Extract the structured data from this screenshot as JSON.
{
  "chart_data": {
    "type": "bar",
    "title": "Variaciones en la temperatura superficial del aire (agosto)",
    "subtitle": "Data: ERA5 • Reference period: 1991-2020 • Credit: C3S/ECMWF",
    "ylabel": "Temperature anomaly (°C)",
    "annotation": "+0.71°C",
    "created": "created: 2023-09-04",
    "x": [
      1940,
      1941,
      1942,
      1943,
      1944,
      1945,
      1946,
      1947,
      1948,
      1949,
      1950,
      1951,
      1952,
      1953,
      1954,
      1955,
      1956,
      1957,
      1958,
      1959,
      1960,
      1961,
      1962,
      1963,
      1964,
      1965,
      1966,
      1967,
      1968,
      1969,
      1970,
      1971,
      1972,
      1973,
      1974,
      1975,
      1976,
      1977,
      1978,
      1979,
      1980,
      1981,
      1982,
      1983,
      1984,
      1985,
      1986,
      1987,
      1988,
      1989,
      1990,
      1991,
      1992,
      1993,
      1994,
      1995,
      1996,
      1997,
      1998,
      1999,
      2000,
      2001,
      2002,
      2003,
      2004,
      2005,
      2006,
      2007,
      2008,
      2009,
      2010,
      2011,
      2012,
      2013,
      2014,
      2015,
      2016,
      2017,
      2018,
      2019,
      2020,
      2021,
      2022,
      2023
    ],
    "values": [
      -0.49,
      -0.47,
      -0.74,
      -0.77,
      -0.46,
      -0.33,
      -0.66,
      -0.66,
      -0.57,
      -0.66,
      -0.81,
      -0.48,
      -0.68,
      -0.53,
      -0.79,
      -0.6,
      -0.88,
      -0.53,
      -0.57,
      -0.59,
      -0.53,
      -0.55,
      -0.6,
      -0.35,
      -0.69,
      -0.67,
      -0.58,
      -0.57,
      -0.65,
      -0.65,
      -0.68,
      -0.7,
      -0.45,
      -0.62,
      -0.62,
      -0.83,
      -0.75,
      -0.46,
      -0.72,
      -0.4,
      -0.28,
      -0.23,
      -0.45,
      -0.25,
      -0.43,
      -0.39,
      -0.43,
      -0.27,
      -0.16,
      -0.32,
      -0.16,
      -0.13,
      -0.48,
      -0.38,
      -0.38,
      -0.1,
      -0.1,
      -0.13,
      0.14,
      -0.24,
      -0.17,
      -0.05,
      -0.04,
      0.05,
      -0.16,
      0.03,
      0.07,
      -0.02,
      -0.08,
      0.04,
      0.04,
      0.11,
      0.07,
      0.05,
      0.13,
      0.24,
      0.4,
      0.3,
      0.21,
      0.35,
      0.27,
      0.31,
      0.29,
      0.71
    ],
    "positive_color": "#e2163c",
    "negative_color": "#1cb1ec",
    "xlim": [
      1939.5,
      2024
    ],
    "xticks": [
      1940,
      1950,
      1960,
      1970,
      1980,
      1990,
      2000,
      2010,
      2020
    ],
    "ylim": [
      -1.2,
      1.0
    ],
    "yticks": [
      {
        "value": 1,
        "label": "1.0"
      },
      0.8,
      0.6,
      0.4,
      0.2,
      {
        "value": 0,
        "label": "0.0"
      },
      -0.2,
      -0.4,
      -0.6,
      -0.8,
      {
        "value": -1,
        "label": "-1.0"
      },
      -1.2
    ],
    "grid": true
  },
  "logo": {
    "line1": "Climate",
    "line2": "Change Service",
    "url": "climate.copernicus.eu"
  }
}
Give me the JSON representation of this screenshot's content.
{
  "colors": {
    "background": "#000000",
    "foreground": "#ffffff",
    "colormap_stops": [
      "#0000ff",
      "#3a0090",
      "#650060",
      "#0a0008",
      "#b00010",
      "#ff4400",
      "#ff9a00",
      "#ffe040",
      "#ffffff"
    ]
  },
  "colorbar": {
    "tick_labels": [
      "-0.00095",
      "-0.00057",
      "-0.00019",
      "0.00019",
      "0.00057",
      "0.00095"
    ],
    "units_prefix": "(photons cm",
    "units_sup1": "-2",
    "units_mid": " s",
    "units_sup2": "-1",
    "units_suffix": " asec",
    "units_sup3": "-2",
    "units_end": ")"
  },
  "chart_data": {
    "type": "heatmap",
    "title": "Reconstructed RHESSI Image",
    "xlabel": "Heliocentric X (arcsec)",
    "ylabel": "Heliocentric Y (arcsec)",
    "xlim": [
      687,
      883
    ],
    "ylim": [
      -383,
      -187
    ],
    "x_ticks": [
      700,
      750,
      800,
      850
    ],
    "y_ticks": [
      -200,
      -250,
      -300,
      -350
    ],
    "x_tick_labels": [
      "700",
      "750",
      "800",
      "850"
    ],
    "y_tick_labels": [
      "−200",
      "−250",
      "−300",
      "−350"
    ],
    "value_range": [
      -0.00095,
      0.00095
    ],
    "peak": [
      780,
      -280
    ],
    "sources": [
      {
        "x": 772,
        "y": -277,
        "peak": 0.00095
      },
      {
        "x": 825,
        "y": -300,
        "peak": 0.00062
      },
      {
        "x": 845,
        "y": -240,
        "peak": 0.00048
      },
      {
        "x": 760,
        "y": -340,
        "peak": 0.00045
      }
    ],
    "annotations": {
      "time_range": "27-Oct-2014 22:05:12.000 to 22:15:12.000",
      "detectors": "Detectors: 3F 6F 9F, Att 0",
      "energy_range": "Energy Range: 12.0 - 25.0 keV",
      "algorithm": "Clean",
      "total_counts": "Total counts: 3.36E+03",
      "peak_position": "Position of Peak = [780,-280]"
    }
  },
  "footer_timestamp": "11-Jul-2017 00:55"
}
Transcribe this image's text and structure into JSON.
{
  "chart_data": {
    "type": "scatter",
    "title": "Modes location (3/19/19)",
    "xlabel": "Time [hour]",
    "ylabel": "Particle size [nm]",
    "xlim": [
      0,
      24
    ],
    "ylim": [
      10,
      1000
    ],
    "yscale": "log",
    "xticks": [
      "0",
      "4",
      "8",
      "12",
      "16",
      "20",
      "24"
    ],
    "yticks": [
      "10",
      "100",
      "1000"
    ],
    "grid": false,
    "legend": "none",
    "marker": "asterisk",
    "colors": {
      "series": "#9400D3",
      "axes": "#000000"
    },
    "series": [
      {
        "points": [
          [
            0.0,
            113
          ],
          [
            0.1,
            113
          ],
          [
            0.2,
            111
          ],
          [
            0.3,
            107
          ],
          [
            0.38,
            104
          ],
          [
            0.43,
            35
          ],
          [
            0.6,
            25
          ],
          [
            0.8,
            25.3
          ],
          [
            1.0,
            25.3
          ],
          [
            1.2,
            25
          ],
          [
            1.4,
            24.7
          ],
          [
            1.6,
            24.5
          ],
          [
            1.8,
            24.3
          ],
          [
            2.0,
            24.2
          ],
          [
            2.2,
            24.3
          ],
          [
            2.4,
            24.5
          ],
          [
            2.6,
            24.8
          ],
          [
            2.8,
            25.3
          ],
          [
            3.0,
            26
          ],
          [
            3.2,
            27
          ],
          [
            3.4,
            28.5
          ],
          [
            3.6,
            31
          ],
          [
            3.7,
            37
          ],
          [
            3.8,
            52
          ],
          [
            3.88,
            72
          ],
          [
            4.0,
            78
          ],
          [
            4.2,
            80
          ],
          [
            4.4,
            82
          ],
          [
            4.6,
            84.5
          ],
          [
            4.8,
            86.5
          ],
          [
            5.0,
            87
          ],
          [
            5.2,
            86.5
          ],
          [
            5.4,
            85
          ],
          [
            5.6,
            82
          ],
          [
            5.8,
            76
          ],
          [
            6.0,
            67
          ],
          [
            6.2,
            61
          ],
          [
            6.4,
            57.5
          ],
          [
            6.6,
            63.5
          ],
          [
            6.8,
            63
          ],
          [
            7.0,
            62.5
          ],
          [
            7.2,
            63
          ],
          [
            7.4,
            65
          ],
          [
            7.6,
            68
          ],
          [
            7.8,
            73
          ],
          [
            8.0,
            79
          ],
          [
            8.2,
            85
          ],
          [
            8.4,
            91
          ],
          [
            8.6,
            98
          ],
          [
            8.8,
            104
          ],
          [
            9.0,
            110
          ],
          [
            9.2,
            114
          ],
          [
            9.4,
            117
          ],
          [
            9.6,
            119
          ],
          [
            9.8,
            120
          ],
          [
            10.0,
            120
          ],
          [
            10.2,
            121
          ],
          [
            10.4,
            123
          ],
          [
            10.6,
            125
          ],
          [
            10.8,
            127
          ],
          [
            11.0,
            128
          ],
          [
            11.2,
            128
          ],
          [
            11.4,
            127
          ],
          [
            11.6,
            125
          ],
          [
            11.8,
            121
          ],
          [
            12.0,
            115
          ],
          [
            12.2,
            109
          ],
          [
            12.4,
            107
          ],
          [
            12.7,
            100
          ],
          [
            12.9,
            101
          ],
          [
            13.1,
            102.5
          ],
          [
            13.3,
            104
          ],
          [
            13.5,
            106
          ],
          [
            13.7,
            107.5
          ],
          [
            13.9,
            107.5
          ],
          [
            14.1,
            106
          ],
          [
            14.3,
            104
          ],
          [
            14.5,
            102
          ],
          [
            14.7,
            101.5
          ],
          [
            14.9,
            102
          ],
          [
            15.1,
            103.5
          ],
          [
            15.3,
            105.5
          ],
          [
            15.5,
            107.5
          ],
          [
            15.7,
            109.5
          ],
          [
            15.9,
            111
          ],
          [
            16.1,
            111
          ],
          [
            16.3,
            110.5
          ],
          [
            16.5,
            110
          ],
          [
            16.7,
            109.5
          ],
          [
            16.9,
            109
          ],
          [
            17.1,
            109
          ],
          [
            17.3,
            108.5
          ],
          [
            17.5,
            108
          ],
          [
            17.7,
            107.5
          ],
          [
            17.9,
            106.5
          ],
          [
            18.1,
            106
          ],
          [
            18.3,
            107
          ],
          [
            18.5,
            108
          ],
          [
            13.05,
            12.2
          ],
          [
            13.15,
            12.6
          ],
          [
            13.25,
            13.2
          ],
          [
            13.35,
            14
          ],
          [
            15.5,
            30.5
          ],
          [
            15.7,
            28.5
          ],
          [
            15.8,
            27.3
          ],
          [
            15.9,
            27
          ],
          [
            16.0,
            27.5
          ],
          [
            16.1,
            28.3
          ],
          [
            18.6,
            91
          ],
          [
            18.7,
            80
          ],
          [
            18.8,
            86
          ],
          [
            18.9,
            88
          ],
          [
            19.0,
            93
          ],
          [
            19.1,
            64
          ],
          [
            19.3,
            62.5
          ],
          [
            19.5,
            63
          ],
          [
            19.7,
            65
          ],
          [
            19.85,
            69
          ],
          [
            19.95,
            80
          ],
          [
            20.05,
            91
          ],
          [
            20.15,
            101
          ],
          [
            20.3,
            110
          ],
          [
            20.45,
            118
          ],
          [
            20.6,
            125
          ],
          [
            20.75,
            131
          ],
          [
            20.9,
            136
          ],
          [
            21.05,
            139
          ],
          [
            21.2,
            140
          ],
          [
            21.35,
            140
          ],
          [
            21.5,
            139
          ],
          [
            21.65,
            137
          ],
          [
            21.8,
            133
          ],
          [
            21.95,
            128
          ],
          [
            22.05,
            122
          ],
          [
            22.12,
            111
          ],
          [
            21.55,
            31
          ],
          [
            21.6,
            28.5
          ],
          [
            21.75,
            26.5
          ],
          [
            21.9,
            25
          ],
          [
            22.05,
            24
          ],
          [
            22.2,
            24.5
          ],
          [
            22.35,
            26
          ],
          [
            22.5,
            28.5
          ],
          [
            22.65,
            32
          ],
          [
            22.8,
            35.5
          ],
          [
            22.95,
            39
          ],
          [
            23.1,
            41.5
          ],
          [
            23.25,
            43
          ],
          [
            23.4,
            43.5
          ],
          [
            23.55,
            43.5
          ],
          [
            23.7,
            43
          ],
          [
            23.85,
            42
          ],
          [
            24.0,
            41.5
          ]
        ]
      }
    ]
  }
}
# # # # # # #
**Job:**
Find each line with the string "xlabel" and copy it out.

**Response to the exercise:**
    "xlabel": "Heliocentric X (arcsec)",
    "xlabel": "Time [hour]",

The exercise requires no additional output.